Exercise input.
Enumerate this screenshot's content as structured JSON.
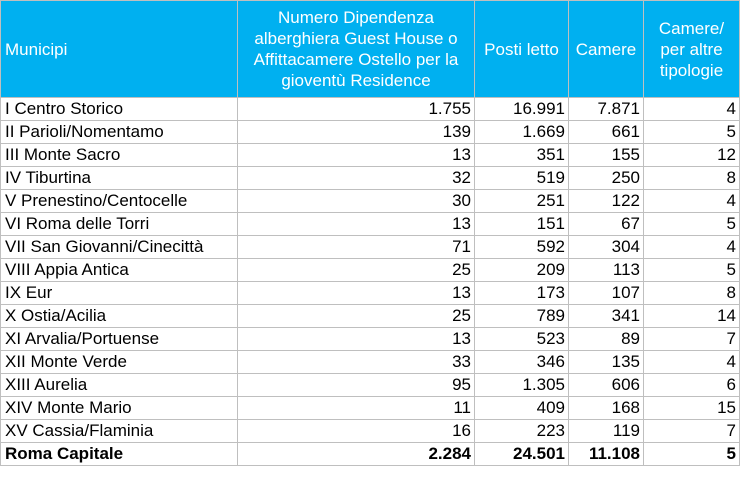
{
  "columns": [
    "Municipi",
    "Numero Dipendenza alberghiera Guest House o Affittacamere Ostello per la gioventù Residence",
    "Posti letto",
    "Camere",
    "Camere/ per altre tipologie"
  ],
  "rows": [
    [
      "I Centro Storico",
      "1.755",
      "16.991",
      "7.871",
      "4"
    ],
    [
      "II Parioli/Nomentamo",
      "139",
      "1.669",
      "661",
      "5"
    ],
    [
      "III Monte Sacro",
      "13",
      "351",
      "155",
      "12"
    ],
    [
      "IV Tiburtina",
      "32",
      "519",
      "250",
      "8"
    ],
    [
      "V Prenestino/Centocelle",
      "30",
      "251",
      "122",
      "4"
    ],
    [
      "VI Roma delle Torri",
      "13",
      "151",
      "67",
      "5"
    ],
    [
      "VII San Giovanni/Cinecittà",
      "71",
      "592",
      "304",
      "4"
    ],
    [
      "VIII Appia Antica",
      "25",
      "209",
      "113",
      "5"
    ],
    [
      "IX Eur",
      "13",
      "173",
      "107",
      "8"
    ],
    [
      "X Ostia/Acilia",
      "25",
      "789",
      "341",
      "14"
    ],
    [
      "XI Arvalia/Portuense",
      "13",
      "523",
      "89",
      "7"
    ],
    [
      "XII Monte Verde",
      "33",
      "346",
      "135",
      "4"
    ],
    [
      "XIII Aurelia",
      "95",
      "1.305",
      "606",
      "6"
    ],
    [
      "XIV Monte Mario",
      "11",
      "409",
      "168",
      "15"
    ],
    [
      "XV Cassia/Flaminia",
      "16",
      "223",
      "119",
      "7"
    ]
  ],
  "total": [
    "Roma Capitale",
    "2.284",
    "24.501",
    "11.108",
    "5"
  ],
  "colors": {
    "header_bg": "#00b0f0",
    "header_text": "#ffffff",
    "grid": "#bfbfbf"
  }
}
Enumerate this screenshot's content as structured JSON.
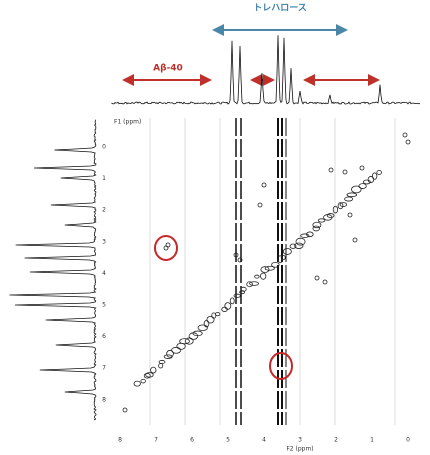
{
  "annotations": {
    "trehalose": "トレハロース",
    "abeta": "Aβ-40"
  },
  "y_axis": {
    "label": "F1\n(ppm)",
    "ticks": [
      "0",
      "1",
      "2",
      "3",
      "4",
      "5",
      "6",
      "7",
      "8"
    ]
  },
  "x_axis": {
    "label": "F2 (ppm)",
    "ticks": [
      "8",
      "7",
      "6",
      "5",
      "4",
      "3",
      "2",
      "1",
      "0"
    ]
  }
}
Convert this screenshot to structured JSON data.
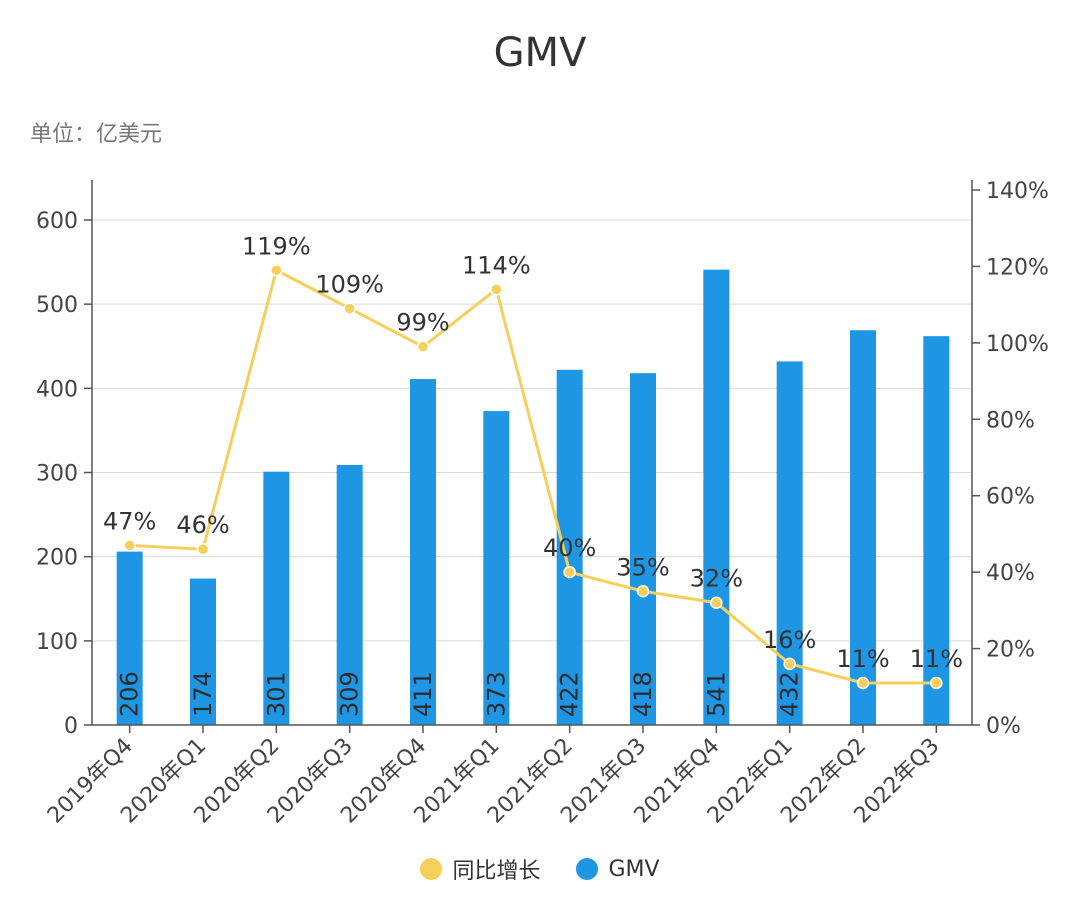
{
  "title": "GMV",
  "unit_label": "单位：亿美元",
  "colors": {
    "bar": "#1e96e4",
    "line": "#f6cf5b",
    "grid": "#d9d9d9",
    "axis": "#555555",
    "text": "#444444"
  },
  "legend": {
    "growth": "同比增长",
    "gmv": "GMV"
  },
  "chart_data": {
    "type": "bar",
    "title": "GMV",
    "categories": [
      "2019年Q4",
      "2020年Q1",
      "2020年Q2",
      "2020年Q3",
      "2020年Q4",
      "2021年Q1",
      "2021年Q2",
      "2021年Q3",
      "2021年Q4",
      "2022年Q1",
      "2022年Q2",
      "2022年Q3"
    ],
    "series": [
      {
        "name": "GMV",
        "type": "bar",
        "axis": "left",
        "values": [
          206,
          174,
          301,
          309,
          411,
          373,
          422,
          418,
          541,
          432,
          469,
          462
        ],
        "labels": [
          "206",
          "174",
          "301",
          "309",
          "411",
          "373",
          "422",
          "418",
          "541",
          "432",
          "",
          ""
        ]
      },
      {
        "name": "同比增长",
        "type": "line",
        "axis": "right",
        "values": [
          47,
          46,
          119,
          109,
          99,
          114,
          40,
          35,
          32,
          16,
          11,
          11
        ],
        "labels": [
          "47%",
          "46%",
          "119%",
          "109%",
          "99%",
          "114%",
          "40%",
          "35%",
          "32%",
          "16%",
          "11%",
          "11%"
        ]
      }
    ],
    "left_axis": {
      "min": 0,
      "max": 600,
      "ticks": [
        "0",
        "100",
        "200",
        "300",
        "400",
        "500",
        "600"
      ]
    },
    "right_axis": {
      "min": 0,
      "max": 140,
      "ticks": [
        "0%",
        "20%",
        "40%",
        "60%",
        "80%",
        "100%",
        "120%",
        "140%"
      ]
    },
    "grid": true,
    "legend_position": "bottom"
  }
}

Task to complete.
Pictures in the records above are not copied; print everything else exactly.

Response to this exercise.
Enumerate this screenshot's content as structured JSON.
{
  "columns": [
    "Municipi",
    "Numero Dipendenza alberghiera Guest House o Affittacamere Ostello per la gioventù Residence",
    "Posti letto",
    "Camere",
    "Camere/ per altre tipologie"
  ],
  "rows": [
    [
      "I Centro Storico",
      "1.755",
      "16.991",
      "7.871",
      "4"
    ],
    [
      "II Parioli/Nomentamo",
      "139",
      "1.669",
      "661",
      "5"
    ],
    [
      "III Monte Sacro",
      "13",
      "351",
      "155",
      "12"
    ],
    [
      "IV Tiburtina",
      "32",
      "519",
      "250",
      "8"
    ],
    [
      "V Prenestino/Centocelle",
      "30",
      "251",
      "122",
      "4"
    ],
    [
      "VI Roma delle Torri",
      "13",
      "151",
      "67",
      "5"
    ],
    [
      "VII San Giovanni/Cinecittà",
      "71",
      "592",
      "304",
      "4"
    ],
    [
      "VIII Appia Antica",
      "25",
      "209",
      "113",
      "5"
    ],
    [
      "IX Eur",
      "13",
      "173",
      "107",
      "8"
    ],
    [
      "X Ostia/Acilia",
      "25",
      "789",
      "341",
      "14"
    ],
    [
      "XI Arvalia/Portuense",
      "13",
      "523",
      "89",
      "7"
    ],
    [
      "XII Monte Verde",
      "33",
      "346",
      "135",
      "4"
    ],
    [
      "XIII Aurelia",
      "95",
      "1.305",
      "606",
      "6"
    ],
    [
      "XIV Monte Mario",
      "11",
      "409",
      "168",
      "15"
    ],
    [
      "XV Cassia/Flaminia",
      "16",
      "223",
      "119",
      "7"
    ]
  ],
  "total": [
    "Roma Capitale",
    "2.284",
    "24.501",
    "11.108",
    "5"
  ],
  "colors": {
    "header_bg": "#00b0f0",
    "header_text": "#ffffff",
    "grid": "#bfbfbf"
  }
}
Enumerate this screenshot's content as structured JSON.
{
  "annotations": {
    "trehalose": "トレハロース",
    "abeta": "Aβ-40"
  },
  "y_axis": {
    "label": "F1\n(ppm)",
    "ticks": [
      "0",
      "1",
      "2",
      "3",
      "4",
      "5",
      "6",
      "7",
      "8"
    ]
  },
  "x_axis": {
    "label": "F2 (ppm)",
    "ticks": [
      "8",
      "7",
      "6",
      "5",
      "4",
      "3",
      "2",
      "1",
      "0"
    ]
  }
}
Convert this screenshot to structured JSON data.
{
  "title": "GMV",
  "unit_label": "单位：亿美元",
  "colors": {
    "bar": "#1e96e4",
    "line": "#f6cf5b",
    "grid": "#d9d9d9",
    "axis": "#555555",
    "text": "#444444"
  },
  "legend": {
    "growth": "同比增长",
    "gmv": "GMV"
  },
  "chart_data": {
    "type": "bar",
    "title": "GMV",
    "categories": [
      "2019年Q4",
      "2020年Q1",
      "2020年Q2",
      "2020年Q3",
      "2020年Q4",
      "2021年Q1",
      "2021年Q2",
      "2021年Q3",
      "2021年Q4",
      "2022年Q1",
      "2022年Q2",
      "2022年Q3"
    ],
    "series": [
      {
        "name": "GMV",
        "type": "bar",
        "axis": "left",
        "values": [
          206,
          174,
          301,
          309,
          411,
          373,
          422,
          418,
          541,
          432,
          469,
          462
        ],
        "labels": [
          "206",
          "174",
          "301",
          "309",
          "411",
          "373",
          "422",
          "418",
          "541",
          "432",
          "",
          ""
        ]
      },
      {
        "name": "同比增长",
        "type": "line",
        "axis": "right",
        "values": [
          47,
          46,
          119,
          109,
          99,
          114,
          40,
          35,
          32,
          16,
          11,
          11
        ],
        "labels": [
          "47%",
          "46%",
          "119%",
          "109%",
          "99%",
          "114%",
          "40%",
          "35%",
          "32%",
          "16%",
          "11%",
          "11%"
        ]
      }
    ],
    "left_axis": {
      "min": 0,
      "max": 600,
      "ticks": [
        "0",
        "100",
        "200",
        "300",
        "400",
        "500",
        "600"
      ]
    },
    "right_axis": {
      "min": 0,
      "max": 140,
      "ticks": [
        "0%",
        "20%",
        "40%",
        "60%",
        "80%",
        "100%",
        "120%",
        "140%"
      ]
    },
    "grid": true,
    "legend_position": "bottom"
  }
}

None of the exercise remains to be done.